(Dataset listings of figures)
☆ ☆ ☆ ☆
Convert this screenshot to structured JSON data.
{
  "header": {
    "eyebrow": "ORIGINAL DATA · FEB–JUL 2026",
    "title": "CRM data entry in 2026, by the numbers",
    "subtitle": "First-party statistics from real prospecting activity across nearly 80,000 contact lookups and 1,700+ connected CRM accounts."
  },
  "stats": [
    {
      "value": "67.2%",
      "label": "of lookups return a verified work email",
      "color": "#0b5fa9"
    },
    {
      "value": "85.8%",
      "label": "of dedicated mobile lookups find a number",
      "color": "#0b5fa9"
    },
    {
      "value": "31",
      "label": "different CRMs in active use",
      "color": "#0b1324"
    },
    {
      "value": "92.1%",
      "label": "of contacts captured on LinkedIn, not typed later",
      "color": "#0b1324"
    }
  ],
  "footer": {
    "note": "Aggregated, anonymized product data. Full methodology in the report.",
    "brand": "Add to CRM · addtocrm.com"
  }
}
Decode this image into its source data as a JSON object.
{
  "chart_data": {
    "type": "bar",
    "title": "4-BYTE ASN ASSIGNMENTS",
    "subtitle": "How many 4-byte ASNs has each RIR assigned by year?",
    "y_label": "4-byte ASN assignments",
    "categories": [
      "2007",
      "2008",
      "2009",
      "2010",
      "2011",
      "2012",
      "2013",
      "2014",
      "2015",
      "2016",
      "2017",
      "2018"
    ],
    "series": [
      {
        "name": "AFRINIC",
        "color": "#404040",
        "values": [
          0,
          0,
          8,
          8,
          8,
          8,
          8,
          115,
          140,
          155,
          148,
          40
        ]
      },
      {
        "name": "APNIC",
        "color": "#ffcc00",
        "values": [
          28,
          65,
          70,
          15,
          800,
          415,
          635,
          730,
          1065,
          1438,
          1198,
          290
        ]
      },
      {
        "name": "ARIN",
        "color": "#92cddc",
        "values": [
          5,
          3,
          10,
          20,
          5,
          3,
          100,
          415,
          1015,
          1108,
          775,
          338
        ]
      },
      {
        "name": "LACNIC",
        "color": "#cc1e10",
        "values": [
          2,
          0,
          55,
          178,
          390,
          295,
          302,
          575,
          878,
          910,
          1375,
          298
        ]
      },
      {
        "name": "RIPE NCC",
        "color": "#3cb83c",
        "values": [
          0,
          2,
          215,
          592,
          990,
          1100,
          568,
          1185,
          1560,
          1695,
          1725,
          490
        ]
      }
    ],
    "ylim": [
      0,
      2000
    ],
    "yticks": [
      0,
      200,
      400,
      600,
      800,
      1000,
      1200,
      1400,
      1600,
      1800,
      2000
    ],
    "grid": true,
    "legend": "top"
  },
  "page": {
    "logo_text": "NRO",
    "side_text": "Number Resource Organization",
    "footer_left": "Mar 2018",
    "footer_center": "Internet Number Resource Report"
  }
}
☆ ☆ ☆ ☆
_WHAT IS REQUIRED_
Please reproduce every line of the material word for word.

_RESPONSE BELOW_
Convert this screenshot to structured JSON data.
{
  "header": {
    "eyebrow": "ORIGINAL DATA · FEB–JUL 2026",
    "title": "CRM data entry in 2026, by the numbers",
    "subtitle": "First-party statistics from real prospecting activity across nearly 80,000 contact lookups and 1,700+ connected CRM accounts."
  },
  "stats": [
    {
      "value": "67.2%",
      "label": "of lookups return a verified work email",
      "color": "#0b5fa9"
    },
    {
      "value": "85.8%",
      "label": "of dedicated mobile lookups find a number",
      "color": "#0b5fa9"
    },
    {
      "value": "31",
      "label": "different CRMs in active use",
      "color": "#0b1324"
    },
    {
      "value": "92.1%",
      "label": "of contacts captured on LinkedIn, not typed later",
      "color": "#0b1324"
    }
  ],
  "footer": {
    "note": "Aggregated, anonymized product data. Full methodology in the report.",
    "brand": "Add to CRM · addtocrm.com"
  }
}
Decode this image into its source data as a JSON object.
{
  "chart_data": {
    "type": "bar",
    "title": "4-BYTE ASN ASSIGNMENTS",
    "subtitle": "How many 4-byte ASNs has each RIR assigned by year?",
    "y_label": "4-byte ASN assignments",
    "categories": [
      "2007",
      "2008",
      "2009",
      "2010",
      "2011",
      "2012",
      "2013",
      "2014",
      "2015",
      "2016",
      "2017",
      "2018"
    ],
    "series": [
      {
        "name": "AFRINIC",
        "color": "#404040",
        "values": [
          0,
          0,
          8,
          8,
          8,
          8,
          8,
          115,
          140,
          155,
          148,
          40
        ]
      },
      {
        "name": "APNIC",
        "color": "#ffcc00",
        "values": [
          28,
          65,
          70,
          15,
          800,
          415,
          635,
          730,
          1065,
          1438,
          1198,
          290
        ]
      },
      {
        "name": "ARIN",
        "color": "#92cddc",
        "values": [
          5,
          3,
          10,
          20,
          5,
          3,
          100,
          415,
          1015,
          1108,
          775,
          338
        ]
      },
      {
        "name": "LACNIC",
        "color": "#cc1e10",
        "values": [
          2,
          0,
          55,
          178,
          390,
          295,
          302,
          575,
          878,
          910,
          1375,
          298
        ]
      },
      {
        "name": "RIPE NCC",
        "color": "#3cb83c",
        "values": [
          0,
          2,
          215,
          592,
          990,
          1100,
          568,
          1185,
          1560,
          1695,
          1725,
          490
        ]
      }
    ],
    "ylim": [
      0,
      2000
    ],
    "yticks": [
      0,
      200,
      400,
      600,
      800,
      1000,
      1200,
      1400,
      1600,
      1800,
      2000
    ],
    "grid": true,
    "legend": "top"
  },
  "page": {
    "logo_text": "NRO",
    "side_text": "Number Resource Organization",
    "footer_left": "Mar 2018",
    "footer_center": "Internet Number Resource Report"
  }
}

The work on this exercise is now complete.